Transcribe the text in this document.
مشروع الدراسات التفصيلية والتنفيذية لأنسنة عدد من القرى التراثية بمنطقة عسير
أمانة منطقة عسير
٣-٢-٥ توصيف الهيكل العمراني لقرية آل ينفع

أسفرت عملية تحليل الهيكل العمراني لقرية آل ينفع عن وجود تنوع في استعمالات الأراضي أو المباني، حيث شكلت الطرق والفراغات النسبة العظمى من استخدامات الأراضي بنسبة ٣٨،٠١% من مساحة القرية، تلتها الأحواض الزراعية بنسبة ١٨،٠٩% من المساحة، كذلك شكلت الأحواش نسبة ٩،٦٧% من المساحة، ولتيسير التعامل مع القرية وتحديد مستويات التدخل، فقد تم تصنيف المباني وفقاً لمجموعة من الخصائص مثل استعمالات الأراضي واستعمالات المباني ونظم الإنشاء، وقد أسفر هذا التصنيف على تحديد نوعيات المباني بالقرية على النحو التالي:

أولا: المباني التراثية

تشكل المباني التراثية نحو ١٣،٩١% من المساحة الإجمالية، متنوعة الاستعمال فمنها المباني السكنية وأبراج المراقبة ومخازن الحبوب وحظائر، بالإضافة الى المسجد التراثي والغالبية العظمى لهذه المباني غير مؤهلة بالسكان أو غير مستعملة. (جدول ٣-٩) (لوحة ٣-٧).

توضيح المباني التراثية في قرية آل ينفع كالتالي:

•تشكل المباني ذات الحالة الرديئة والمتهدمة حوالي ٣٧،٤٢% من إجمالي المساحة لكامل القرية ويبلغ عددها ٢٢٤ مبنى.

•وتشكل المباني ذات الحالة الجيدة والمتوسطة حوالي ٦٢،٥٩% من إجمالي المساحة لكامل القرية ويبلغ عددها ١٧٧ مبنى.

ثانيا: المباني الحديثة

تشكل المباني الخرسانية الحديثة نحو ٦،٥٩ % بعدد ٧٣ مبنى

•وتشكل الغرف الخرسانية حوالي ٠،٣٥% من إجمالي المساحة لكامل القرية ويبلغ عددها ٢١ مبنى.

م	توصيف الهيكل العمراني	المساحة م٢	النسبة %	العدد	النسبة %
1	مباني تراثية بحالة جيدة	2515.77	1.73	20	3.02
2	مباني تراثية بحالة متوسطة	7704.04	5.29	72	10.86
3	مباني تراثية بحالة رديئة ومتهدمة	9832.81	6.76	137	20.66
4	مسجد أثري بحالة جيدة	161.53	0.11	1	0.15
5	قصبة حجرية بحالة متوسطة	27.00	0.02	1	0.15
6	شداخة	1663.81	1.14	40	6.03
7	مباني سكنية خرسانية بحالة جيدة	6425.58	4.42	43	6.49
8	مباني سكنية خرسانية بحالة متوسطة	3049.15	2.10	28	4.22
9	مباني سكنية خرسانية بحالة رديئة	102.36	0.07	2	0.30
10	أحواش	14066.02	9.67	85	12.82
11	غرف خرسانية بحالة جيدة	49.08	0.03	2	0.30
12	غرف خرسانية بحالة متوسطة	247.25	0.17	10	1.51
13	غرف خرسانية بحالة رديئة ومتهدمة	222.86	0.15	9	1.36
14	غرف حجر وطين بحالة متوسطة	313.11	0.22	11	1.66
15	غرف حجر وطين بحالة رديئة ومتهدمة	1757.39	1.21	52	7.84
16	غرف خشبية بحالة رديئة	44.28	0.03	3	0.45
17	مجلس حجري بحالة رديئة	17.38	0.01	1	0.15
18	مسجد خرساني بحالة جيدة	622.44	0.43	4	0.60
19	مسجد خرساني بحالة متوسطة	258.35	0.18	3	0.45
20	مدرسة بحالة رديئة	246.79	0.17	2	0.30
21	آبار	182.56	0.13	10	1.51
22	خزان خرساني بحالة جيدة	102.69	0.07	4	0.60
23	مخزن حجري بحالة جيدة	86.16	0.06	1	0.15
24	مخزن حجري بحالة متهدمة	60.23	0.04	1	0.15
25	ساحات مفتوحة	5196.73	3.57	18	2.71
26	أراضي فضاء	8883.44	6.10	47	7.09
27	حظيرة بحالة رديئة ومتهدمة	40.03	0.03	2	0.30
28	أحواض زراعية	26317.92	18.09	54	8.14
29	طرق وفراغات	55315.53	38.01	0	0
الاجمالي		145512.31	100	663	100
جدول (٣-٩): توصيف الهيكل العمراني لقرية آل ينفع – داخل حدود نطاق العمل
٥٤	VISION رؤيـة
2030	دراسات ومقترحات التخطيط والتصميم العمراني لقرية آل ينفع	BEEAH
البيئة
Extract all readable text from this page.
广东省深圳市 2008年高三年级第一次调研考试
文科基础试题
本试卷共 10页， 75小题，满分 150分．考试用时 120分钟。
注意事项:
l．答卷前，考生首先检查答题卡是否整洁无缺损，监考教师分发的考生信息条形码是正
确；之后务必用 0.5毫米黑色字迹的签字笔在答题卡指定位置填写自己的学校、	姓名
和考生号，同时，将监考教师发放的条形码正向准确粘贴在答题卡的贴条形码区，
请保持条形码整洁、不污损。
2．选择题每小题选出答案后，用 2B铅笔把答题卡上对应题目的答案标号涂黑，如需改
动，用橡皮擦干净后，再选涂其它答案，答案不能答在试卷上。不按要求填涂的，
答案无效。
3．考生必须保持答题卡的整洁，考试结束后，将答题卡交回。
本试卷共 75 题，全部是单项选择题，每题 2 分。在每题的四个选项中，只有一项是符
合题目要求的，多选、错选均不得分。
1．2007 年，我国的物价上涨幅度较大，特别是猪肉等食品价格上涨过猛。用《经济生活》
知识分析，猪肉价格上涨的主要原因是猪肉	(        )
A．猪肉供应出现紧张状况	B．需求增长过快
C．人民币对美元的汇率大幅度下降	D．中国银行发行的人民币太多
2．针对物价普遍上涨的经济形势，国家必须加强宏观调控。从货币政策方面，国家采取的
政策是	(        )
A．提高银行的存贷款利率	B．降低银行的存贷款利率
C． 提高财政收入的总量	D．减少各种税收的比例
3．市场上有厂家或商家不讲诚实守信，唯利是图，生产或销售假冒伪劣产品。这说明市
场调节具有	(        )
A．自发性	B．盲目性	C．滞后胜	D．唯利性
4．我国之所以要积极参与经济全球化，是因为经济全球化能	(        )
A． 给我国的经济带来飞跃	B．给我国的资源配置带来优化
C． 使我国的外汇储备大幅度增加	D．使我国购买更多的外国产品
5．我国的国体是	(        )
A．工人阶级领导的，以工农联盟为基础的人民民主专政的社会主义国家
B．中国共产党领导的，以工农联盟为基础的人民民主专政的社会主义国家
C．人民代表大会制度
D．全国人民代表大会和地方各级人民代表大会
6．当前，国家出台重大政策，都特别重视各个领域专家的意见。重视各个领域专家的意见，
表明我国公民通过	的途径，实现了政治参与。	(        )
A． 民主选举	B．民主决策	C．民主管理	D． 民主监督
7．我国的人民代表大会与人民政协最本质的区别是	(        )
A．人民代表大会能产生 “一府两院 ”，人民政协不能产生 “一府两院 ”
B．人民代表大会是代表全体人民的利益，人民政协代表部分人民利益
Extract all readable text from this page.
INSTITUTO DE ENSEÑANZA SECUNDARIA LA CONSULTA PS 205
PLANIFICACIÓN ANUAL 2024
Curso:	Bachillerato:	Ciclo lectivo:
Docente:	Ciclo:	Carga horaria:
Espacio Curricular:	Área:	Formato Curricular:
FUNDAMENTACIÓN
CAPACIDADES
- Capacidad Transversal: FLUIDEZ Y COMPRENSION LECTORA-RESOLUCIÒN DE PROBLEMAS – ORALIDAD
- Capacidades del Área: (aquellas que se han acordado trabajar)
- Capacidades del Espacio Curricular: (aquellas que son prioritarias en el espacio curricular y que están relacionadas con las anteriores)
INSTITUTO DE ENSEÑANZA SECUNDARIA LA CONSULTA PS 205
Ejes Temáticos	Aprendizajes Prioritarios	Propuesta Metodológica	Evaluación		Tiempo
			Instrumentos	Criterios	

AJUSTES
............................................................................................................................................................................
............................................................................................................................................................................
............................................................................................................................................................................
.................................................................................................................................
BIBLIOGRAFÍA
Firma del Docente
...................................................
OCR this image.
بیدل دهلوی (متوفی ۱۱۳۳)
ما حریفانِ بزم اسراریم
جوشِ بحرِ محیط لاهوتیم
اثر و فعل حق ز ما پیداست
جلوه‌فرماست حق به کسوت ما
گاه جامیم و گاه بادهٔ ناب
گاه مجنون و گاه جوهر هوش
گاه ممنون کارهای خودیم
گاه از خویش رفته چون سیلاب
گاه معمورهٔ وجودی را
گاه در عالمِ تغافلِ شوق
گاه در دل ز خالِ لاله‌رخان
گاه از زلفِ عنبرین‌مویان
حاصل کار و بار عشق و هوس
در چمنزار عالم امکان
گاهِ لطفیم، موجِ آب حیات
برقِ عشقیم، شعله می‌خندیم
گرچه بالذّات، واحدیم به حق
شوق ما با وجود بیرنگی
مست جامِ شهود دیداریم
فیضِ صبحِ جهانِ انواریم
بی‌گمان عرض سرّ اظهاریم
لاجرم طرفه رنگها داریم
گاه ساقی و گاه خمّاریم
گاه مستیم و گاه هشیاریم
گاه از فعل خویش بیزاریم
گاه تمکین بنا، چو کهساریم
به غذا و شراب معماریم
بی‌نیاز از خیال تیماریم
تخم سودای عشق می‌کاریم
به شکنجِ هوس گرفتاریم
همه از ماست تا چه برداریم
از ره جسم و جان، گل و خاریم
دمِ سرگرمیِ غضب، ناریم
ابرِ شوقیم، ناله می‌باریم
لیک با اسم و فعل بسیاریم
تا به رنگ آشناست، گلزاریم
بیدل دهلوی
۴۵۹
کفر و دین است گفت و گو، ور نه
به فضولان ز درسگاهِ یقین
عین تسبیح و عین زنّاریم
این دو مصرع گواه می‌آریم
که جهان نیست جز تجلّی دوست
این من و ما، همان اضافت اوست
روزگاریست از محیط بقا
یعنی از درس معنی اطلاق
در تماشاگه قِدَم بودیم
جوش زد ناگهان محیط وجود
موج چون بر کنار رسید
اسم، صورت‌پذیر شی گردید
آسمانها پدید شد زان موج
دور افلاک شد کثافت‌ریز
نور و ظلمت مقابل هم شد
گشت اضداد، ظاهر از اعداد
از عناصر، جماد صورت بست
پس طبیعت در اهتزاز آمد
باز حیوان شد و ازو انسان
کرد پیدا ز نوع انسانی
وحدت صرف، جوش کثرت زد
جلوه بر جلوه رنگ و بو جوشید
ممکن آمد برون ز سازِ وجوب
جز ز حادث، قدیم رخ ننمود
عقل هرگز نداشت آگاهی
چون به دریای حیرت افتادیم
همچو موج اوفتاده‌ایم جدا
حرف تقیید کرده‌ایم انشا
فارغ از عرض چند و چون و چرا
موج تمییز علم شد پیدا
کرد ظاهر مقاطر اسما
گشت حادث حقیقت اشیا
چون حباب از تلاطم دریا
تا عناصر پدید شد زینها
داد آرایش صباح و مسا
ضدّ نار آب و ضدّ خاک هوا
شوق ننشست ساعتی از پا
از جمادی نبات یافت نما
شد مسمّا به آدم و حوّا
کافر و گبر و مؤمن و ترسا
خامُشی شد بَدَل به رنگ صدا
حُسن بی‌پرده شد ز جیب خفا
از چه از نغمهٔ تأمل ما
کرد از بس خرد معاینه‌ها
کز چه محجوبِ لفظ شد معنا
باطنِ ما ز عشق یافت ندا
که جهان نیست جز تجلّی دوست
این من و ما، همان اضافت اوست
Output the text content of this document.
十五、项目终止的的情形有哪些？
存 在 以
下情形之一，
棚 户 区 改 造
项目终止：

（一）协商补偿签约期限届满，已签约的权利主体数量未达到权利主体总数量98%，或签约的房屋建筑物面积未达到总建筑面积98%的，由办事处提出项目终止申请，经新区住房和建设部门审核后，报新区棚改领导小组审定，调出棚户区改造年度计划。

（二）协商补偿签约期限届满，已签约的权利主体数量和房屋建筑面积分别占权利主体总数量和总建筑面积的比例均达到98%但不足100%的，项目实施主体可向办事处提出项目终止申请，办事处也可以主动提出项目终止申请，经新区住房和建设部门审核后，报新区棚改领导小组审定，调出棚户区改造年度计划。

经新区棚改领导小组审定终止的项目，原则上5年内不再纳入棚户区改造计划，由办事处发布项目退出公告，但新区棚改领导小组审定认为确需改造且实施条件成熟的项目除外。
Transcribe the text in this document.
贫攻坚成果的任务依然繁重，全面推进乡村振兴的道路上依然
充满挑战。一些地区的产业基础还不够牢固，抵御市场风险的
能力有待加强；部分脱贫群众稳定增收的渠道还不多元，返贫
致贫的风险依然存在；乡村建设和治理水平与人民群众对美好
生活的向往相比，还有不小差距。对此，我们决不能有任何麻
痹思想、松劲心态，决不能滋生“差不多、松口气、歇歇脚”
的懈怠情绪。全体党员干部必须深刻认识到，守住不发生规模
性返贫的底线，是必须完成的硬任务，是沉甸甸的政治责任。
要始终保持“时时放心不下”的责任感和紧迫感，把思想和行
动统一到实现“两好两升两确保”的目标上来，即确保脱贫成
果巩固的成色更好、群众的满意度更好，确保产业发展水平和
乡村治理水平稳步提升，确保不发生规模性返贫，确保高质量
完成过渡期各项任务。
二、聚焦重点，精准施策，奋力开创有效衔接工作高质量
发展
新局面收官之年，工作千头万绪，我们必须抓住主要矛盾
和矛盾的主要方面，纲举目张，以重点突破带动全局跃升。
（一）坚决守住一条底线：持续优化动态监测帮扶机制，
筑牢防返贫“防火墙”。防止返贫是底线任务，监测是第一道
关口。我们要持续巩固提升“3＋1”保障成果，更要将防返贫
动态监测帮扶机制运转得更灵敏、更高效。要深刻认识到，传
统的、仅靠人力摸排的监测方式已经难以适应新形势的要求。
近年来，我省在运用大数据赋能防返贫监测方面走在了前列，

Goal: Scan the material line by line and report each one that contains "Espacio".

Full output:
Espacio Curricular:	Área:	Formato Curricular:
- Capacidades del Espacio Curricular: (aquellas que son prioritarias en el espacio curricular y que están relacionadas con las anteriores)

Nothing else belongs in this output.